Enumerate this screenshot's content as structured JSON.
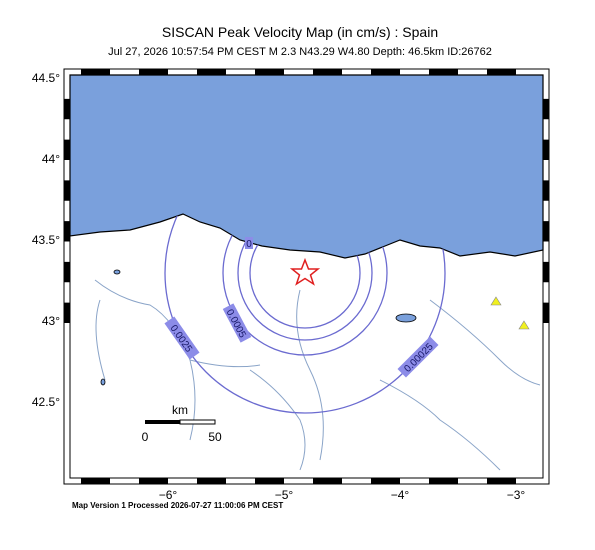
{
  "header": {
    "title": "SISCAN Peak Velocity Map (in cm/s) : Spain",
    "subtitle": "Jul 27, 2026 10:57:54 PM CEST   M 2.3   N43.29 W4.80   Depth: 46.5km   ID:26762"
  },
  "axes": {
    "latitude_labels": [
      "44.5°",
      "44°",
      "43.5°",
      "43°",
      "42.5°"
    ],
    "longitude_labels": [
      "−6°",
      "−5°",
      "−4°",
      "−3°"
    ]
  },
  "contours": {
    "labels": [
      "0",
      "0.0025",
      "0.0005",
      "0.00025"
    ]
  },
  "scale_bar": {
    "unit": "km",
    "start": "0",
    "end": "50"
  },
  "footer": "Map Version 1 Processed 2026-07-27 11:00:06 PM CEST"
}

■ ■ ■ ■ ■ ■ ■

→ DIRECTIONS
Write out each line of the data exactly; the images should be left out.

→ TASK SOLUTION
Enumerate this screenshot's content as structured JSON.
{
  "header": {
    "title": "SISCAN Peak Velocity Map (in cm/s) : Spain",
    "subtitle": "Jul 27, 2026 10:57:54 PM CEST   M 2.3   N43.29 W4.80   Depth: 46.5km   ID:26762"
  },
  "axes": {
    "latitude_labels": [
      "44.5°",
      "44°",
      "43.5°",
      "43°",
      "42.5°"
    ],
    "longitude_labels": [
      "−6°",
      "−5°",
      "−4°",
      "−3°"
    ]
  },
  "contours": {
    "labels": [
      "0",
      "0.0025",
      "0.0005",
      "0.00025"
    ]
  },
  "scale_bar": {
    "unit": "km",
    "start": "0",
    "end": "50"
  },
  "footer": "Map Version 1 Processed 2026-07-27 11:00:06 PM CEST"
}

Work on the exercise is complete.